Start DATA SUPPLIED
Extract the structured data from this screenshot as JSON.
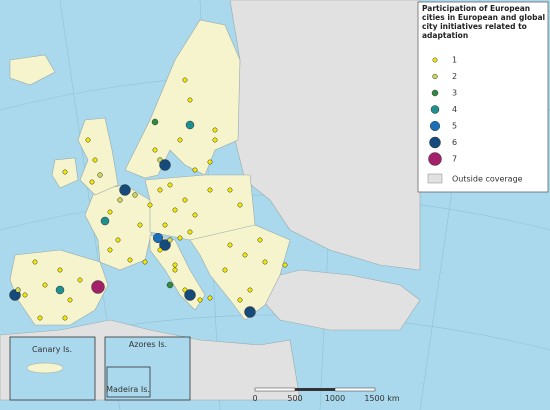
{
  "legend": {
    "title": "Participation of European cities in European and global city initiatives related to adaptation",
    "items": [
      {
        "label": "1",
        "color": "#f3e800"
      },
      {
        "label": "2",
        "color": "#c9d65a"
      },
      {
        "label": "3",
        "color": "#2e8b3e"
      },
      {
        "label": "4",
        "color": "#1f8f8f"
      },
      {
        "label": "5",
        "color": "#1a6fb8"
      },
      {
        "label": "6",
        "color": "#154a7a"
      },
      {
        "label": "7",
        "color": "#a3206a"
      }
    ],
    "outside": "Outside coverage"
  },
  "insets": {
    "canary": "Canary Is.",
    "azores": "Azores Is.",
    "madeira": "Madeira Is."
  },
  "scale": {
    "ticks": [
      "0",
      "500",
      "1000",
      "1500 km"
    ]
  }
}
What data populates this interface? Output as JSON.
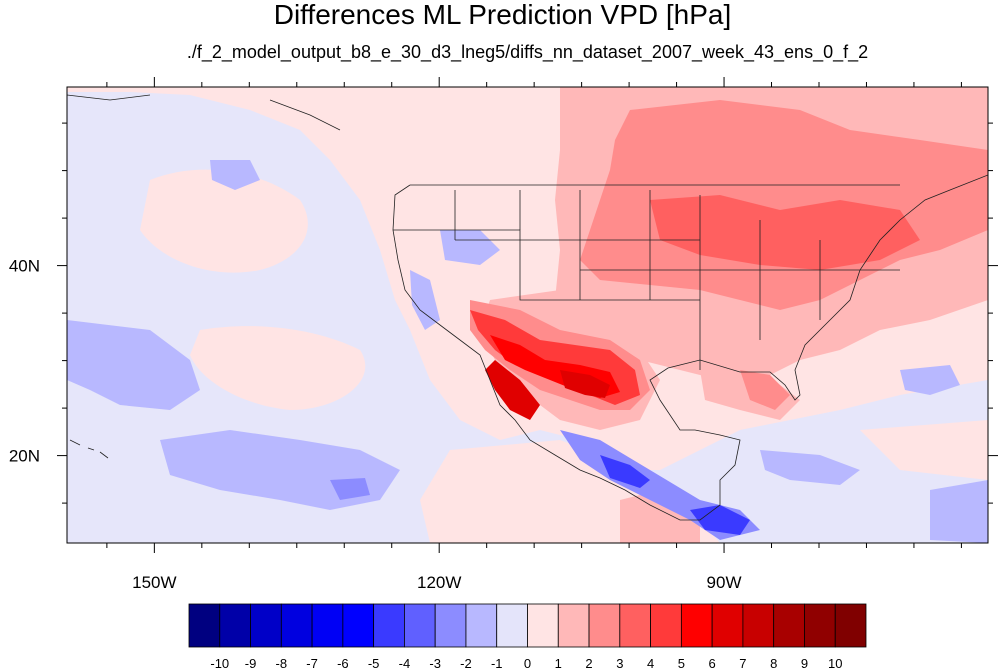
{
  "title": "Differences ML Prediction VPD [hPa]",
  "subtitle": "./f_2_model_output_b8_e_30_d3_lneg5/diffs_nn_dataset_2007_week_43_ens_0_f_2",
  "map": {
    "lon_range": [
      -159.2,
      -62.2
    ],
    "lat_range": [
      10.8,
      58.8
    ],
    "lon_ticks": [
      {
        "value": -150,
        "label": "150W"
      },
      {
        "value": -120,
        "label": "120W"
      },
      {
        "value": -90,
        "label": "90W"
      }
    ],
    "lat_ticks": [
      {
        "value": 40,
        "label": "40N"
      },
      {
        "value": 20,
        "label": "20N"
      }
    ],
    "projection": "cylindrical equidistant"
  },
  "colorbar": {
    "levels": [
      "-10",
      "-9",
      "-8",
      "-7",
      "-6",
      "-5",
      "-4",
      "-3",
      "-2",
      "-1",
      "0",
      "1",
      "2",
      "3",
      "4",
      "5",
      "6",
      "7",
      "8",
      "9",
      "10"
    ],
    "colors": [
      "#000080",
      "#0000a8",
      "#0000c8",
      "#0000e0",
      "#0000f5",
      "#0000ff",
      "#3a3aff",
      "#6060ff",
      "#8c8cff",
      "#b8b8ff",
      "#e4e4fa",
      "#ffe4e4",
      "#ffb8b8",
      "#ff8c8c",
      "#ff6060",
      "#ff3a3a",
      "#ff0000",
      "#e00000",
      "#c80000",
      "#a80000",
      "#900000",
      "#800000"
    ]
  }
}
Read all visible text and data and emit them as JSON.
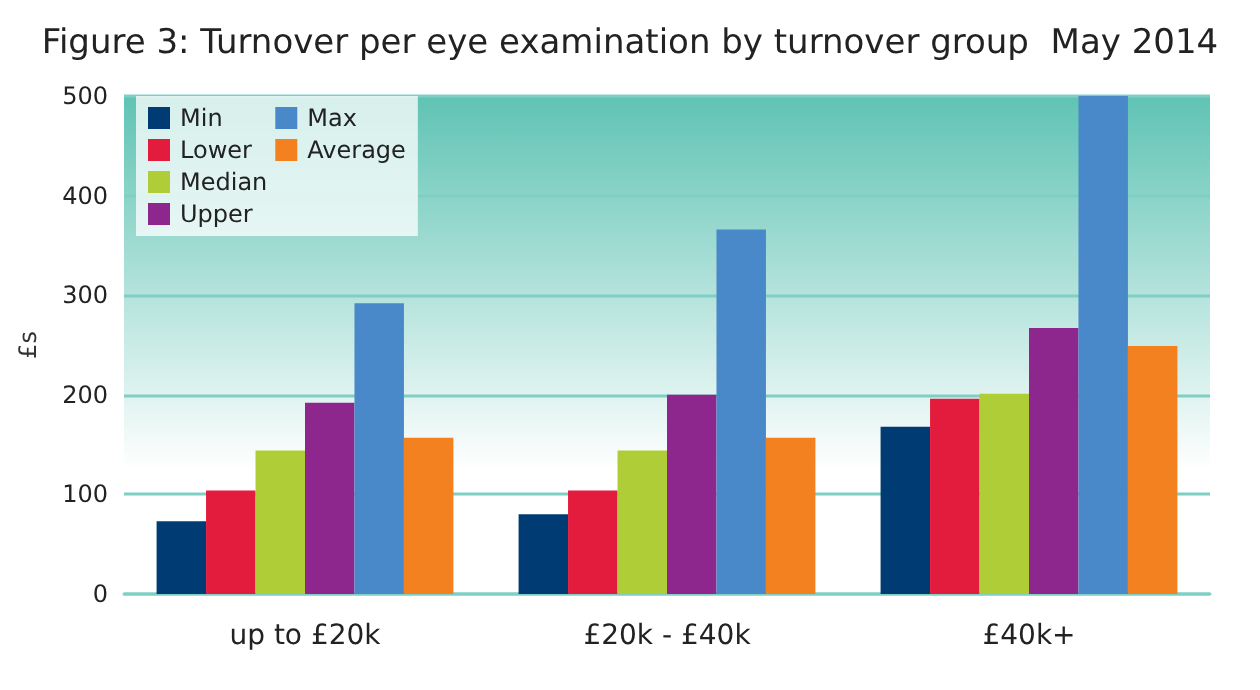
{
  "chart_data": {
    "type": "bar",
    "title": "Figure 3: Turnover per eye examination by turnover group  May 2014",
    "ylabel": "£s",
    "categories": [
      "up to £20k",
      "£20k - £40k",
      "£40k+"
    ],
    "series": [
      {
        "name": "Min",
        "color": "#003b73",
        "values": [
          73,
          80,
          168
        ]
      },
      {
        "name": "Lower",
        "color": "#e31b3d",
        "values": [
          104,
          104,
          196
        ]
      },
      {
        "name": "Median",
        "color": "#afcd37",
        "values": [
          144,
          144,
          201
        ]
      },
      {
        "name": "Upper",
        "color": "#8e278d",
        "values": [
          192,
          200,
          267
        ]
      },
      {
        "name": "Max",
        "color": "#4a89c9",
        "values": [
          292,
          366,
          500
        ]
      },
      {
        "name": "Average",
        "color": "#f38120",
        "values": [
          157,
          157,
          249
        ]
      }
    ],
    "ylim": [
      0,
      500
    ],
    "yticks": [
      0,
      100,
      200,
      300,
      400,
      500
    ],
    "grid": "y",
    "legend": "top left"
  }
}
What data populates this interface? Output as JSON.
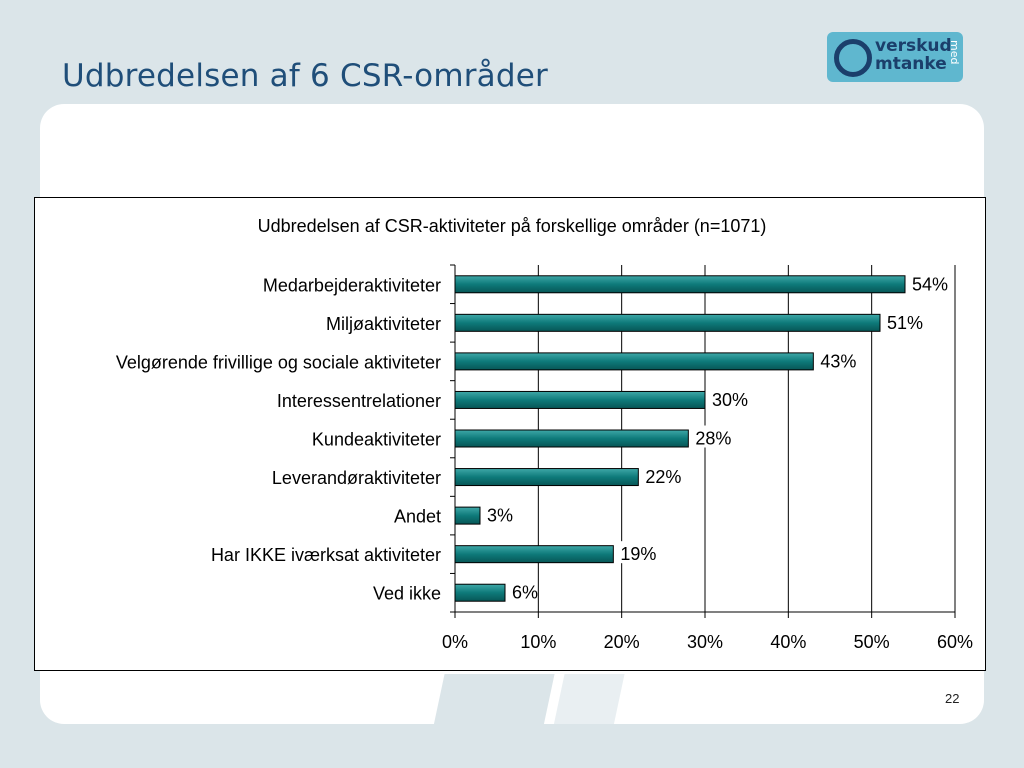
{
  "slide": {
    "title": "Udbredelsen af 6 CSR-områder",
    "page_number": "22"
  },
  "logo": {
    "word1": "verskud",
    "word2": "mtanke",
    "word3": "med"
  },
  "colors": {
    "background": "#dbe5e9",
    "title": "#1f4e79",
    "bar": "#0e7a7a",
    "logo": "#5fb7cf"
  },
  "chart_data": {
    "type": "bar",
    "orientation": "horizontal",
    "title": "Udbredelsen af CSR-aktiviteter på forskellige områder (n=1071)",
    "categories": [
      "Medarbejderaktiviteter",
      "Miljøaktiviteter",
      "Velgørende frivillige og sociale aktiviteter",
      "Interessentrelationer",
      "Kundeaktiviteter",
      "Leverandøraktiviteter",
      "Andet",
      "Har IKKE iværksat aktiviteter",
      "Ved ikke"
    ],
    "values": [
      54,
      51,
      43,
      30,
      28,
      22,
      3,
      19,
      6
    ],
    "data_labels": [
      "54%",
      "51%",
      "43%",
      "30%",
      "28%",
      "22%",
      "3%",
      "19%",
      "6%"
    ],
    "xlim": [
      0,
      60
    ],
    "xticks": [
      "0%",
      "10%",
      "20%",
      "30%",
      "40%",
      "50%",
      "60%"
    ],
    "grid": "vertical",
    "legend": "none"
  }
}
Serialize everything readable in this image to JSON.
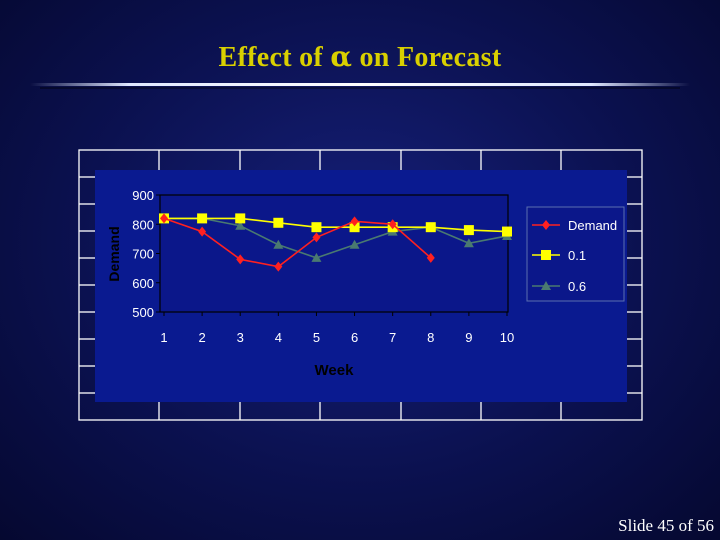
{
  "slide": {
    "title_prefix": "Effect of ",
    "title_symbol": "α",
    "title_suffix": " on Forecast",
    "footer": "Slide 45 of 56"
  },
  "colors": {
    "title": "#d9d000",
    "plot_background": "#0a1a90",
    "demand": "#ff2020",
    "alpha_01": "#ffff00",
    "alpha_06": "#4a7a70"
  },
  "chart_data": {
    "type": "line",
    "title": "",
    "xlabel": "Week",
    "ylabel": "Demand",
    "x": [
      1,
      2,
      3,
      4,
      5,
      6,
      7,
      8,
      9,
      10
    ],
    "ylim": [
      500,
      900
    ],
    "yticks": [
      500,
      600,
      700,
      800,
      900
    ],
    "grid": false,
    "legend_position": "right",
    "series": [
      {
        "name": "Demand",
        "marker": "diamond",
        "color": "#ff2020",
        "values": [
          820,
          775,
          680,
          655,
          755,
          810,
          800,
          685,
          null,
          null
        ]
      },
      {
        "name": "0.1",
        "marker": "square",
        "color": "#ffff00",
        "values": [
          820,
          820,
          820,
          805,
          790,
          790,
          790,
          790,
          780,
          775
        ]
      },
      {
        "name": "0.6",
        "marker": "triangle",
        "color": "#4a7a70",
        "values": [
          820,
          820,
          795,
          730,
          685,
          730,
          775,
          790,
          735,
          760
        ]
      }
    ]
  }
}
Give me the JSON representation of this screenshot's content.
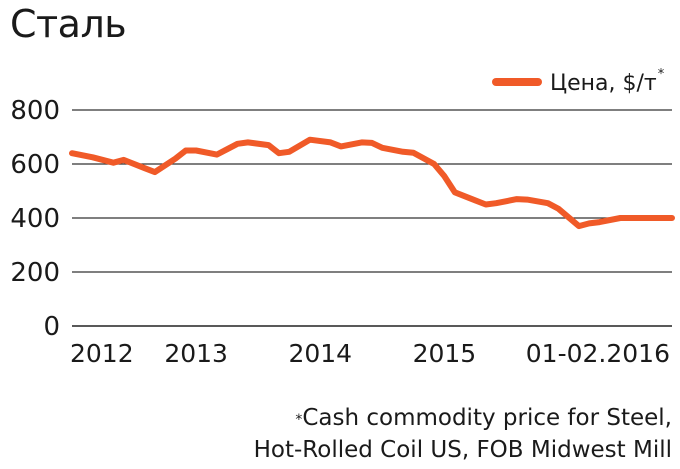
End DATA SUPPLIED
Exclude the images and reproduce the remaining data exactly.

* [ANSWER FOR THE TASK]
Extract the structured data from this screenshot as JSON.
{
  "legend": {
    "title": "Participation of European cities in European and global city initiatives related to adaptation",
    "items": [
      {
        "label": "1",
        "color": "#f3e800"
      },
      {
        "label": "2",
        "color": "#c9d65a"
      },
      {
        "label": "3",
        "color": "#2e8b3e"
      },
      {
        "label": "4",
        "color": "#1f8f8f"
      },
      {
        "label": "5",
        "color": "#1a6fb8"
      },
      {
        "label": "6",
        "color": "#154a7a"
      },
      {
        "label": "7",
        "color": "#a3206a"
      }
    ],
    "outside": "Outside coverage"
  },
  "insets": {
    "canary": "Canary Is.",
    "azores": "Azores Is.",
    "madeira": "Madeira Is."
  },
  "scale": {
    "ticks": [
      "0",
      "500",
      "1000",
      "1500 km"
    ]
  }
}
What data populates this interface? Output as JSON.
{
  "title": "Differences ML Prediction VPD [hPa]",
  "subtitle": "./f_2_model_output_b8_e_30_d3_lneg5/diffs_nn_dataset_2007_week_43_ens_0_f_2",
  "map": {
    "lon_range": [
      -159.2,
      -62.2
    ],
    "lat_range": [
      10.8,
      58.8
    ],
    "lon_ticks": [
      {
        "value": -150,
        "label": "150W"
      },
      {
        "value": -120,
        "label": "120W"
      },
      {
        "value": -90,
        "label": "90W"
      }
    ],
    "lat_ticks": [
      {
        "value": 40,
        "label": "40N"
      },
      {
        "value": 20,
        "label": "20N"
      }
    ],
    "projection": "cylindrical equidistant"
  },
  "colorbar": {
    "levels": [
      "-10",
      "-9",
      "-8",
      "-7",
      "-6",
      "-5",
      "-4",
      "-3",
      "-2",
      "-1",
      "0",
      "1",
      "2",
      "3",
      "4",
      "5",
      "6",
      "7",
      "8",
      "9",
      "10"
    ],
    "colors": [
      "#000080",
      "#0000a8",
      "#0000c8",
      "#0000e0",
      "#0000f5",
      "#0000ff",
      "#3a3aff",
      "#6060ff",
      "#8c8cff",
      "#b8b8ff",
      "#e4e4fa",
      "#ffe4e4",
      "#ffb8b8",
      "#ff8c8c",
      "#ff6060",
      "#ff3a3a",
      "#ff0000",
      "#e00000",
      "#c80000",
      "#a80000",
      "#900000",
      "#800000"
    ]
  }
}
Read all visible text and data and emit them as JSON.
{
  "chart_data": {
    "type": "bar",
    "title": "Figure 3: Turnover per eye examination by turnover group  May 2014",
    "ylabel": "£s",
    "categories": [
      "up to £20k",
      "£20k - £40k",
      "£40k+"
    ],
    "series": [
      {
        "name": "Min",
        "color": "#003b73",
        "values": [
          73,
          80,
          168
        ]
      },
      {
        "name": "Lower",
        "color": "#e31b3d",
        "values": [
          104,
          104,
          196
        ]
      },
      {
        "name": "Median",
        "color": "#afcd37",
        "values": [
          144,
          144,
          201
        ]
      },
      {
        "name": "Upper",
        "color": "#8e278d",
        "values": [
          192,
          200,
          267
        ]
      },
      {
        "name": "Max",
        "color": "#4a89c9",
        "values": [
          292,
          366,
          500
        ]
      },
      {
        "name": "Average",
        "color": "#f38120",
        "values": [
          157,
          157,
          249
        ]
      }
    ],
    "ylim": [
      0,
      500
    ],
    "yticks": [
      0,
      100,
      200,
      300,
      400,
      500
    ],
    "grid": "y",
    "legend": "top left"
  }
}
What data populates this interface? Output as JSON.
{
  "slide": {
    "title": "Udbredelsen af 6 CSR-områder",
    "page_number": "22"
  },
  "logo": {
    "word1": "verskud",
    "word2": "mtanke",
    "word3": "med"
  },
  "colors": {
    "background": "#dbe5e9",
    "title": "#1f4e79",
    "bar": "#0e7a7a",
    "logo": "#5fb7cf"
  },
  "chart_data": {
    "type": "bar",
    "orientation": "horizontal",
    "title": "Udbredelsen af CSR-aktiviteter på forskellige områder (n=1071)",
    "categories": [
      "Medarbejderaktiviteter",
      "Miljøaktiviteter",
      "Velgørende frivillige og sociale aktiviteter",
      "Interessentrelationer",
      "Kundeaktiviteter",
      "Leverandøraktiviteter",
      "Andet",
      "Har IKKE iværksat aktiviteter",
      "Ved ikke"
    ],
    "values": [
      54,
      51,
      43,
      30,
      28,
      22,
      3,
      19,
      6
    ],
    "data_labels": [
      "54%",
      "51%",
      "43%",
      "30%",
      "28%",
      "22%",
      "3%",
      "19%",
      "6%"
    ],
    "xlim": [
      0,
      60
    ],
    "xticks": [
      "0%",
      "10%",
      "20%",
      "30%",
      "40%",
      "50%",
      "60%"
    ],
    "grid": "vertical",
    "legend": "none"
  }
}
Serialize everything readable in this image to JSON.
{
  "slide": {
    "title_prefix": "Effect of ",
    "title_symbol": "α",
    "title_suffix": " on Forecast",
    "footer": "Slide 45 of 56"
  },
  "colors": {
    "title": "#d9d000",
    "plot_background": "#0a1a90",
    "demand": "#ff2020",
    "alpha_01": "#ffff00",
    "alpha_06": "#4a7a70"
  },
  "chart_data": {
    "type": "line",
    "title": "",
    "xlabel": "Week",
    "ylabel": "Demand",
    "x": [
      1,
      2,
      3,
      4,
      5,
      6,
      7,
      8,
      9,
      10
    ],
    "ylim": [
      500,
      900
    ],
    "yticks": [
      500,
      600,
      700,
      800,
      900
    ],
    "grid": false,
    "legend_position": "right",
    "series": [
      {
        "name": "Demand",
        "marker": "diamond",
        "color": "#ff2020",
        "values": [
          820,
          775,
          680,
          655,
          755,
          810,
          800,
          685,
          null,
          null
        ]
      },
      {
        "name": "0.1",
        "marker": "square",
        "color": "#ffff00",
        "values": [
          820,
          820,
          820,
          805,
          790,
          790,
          790,
          790,
          780,
          775
        ]
      },
      {
        "name": "0.6",
        "marker": "triangle",
        "color": "#4a7a70",
        "values": [
          820,
          820,
          795,
          730,
          685,
          730,
          775,
          790,
          735,
          760
        ]
      }
    ]
  }
}
Give me the JSON representation of this screenshot's content.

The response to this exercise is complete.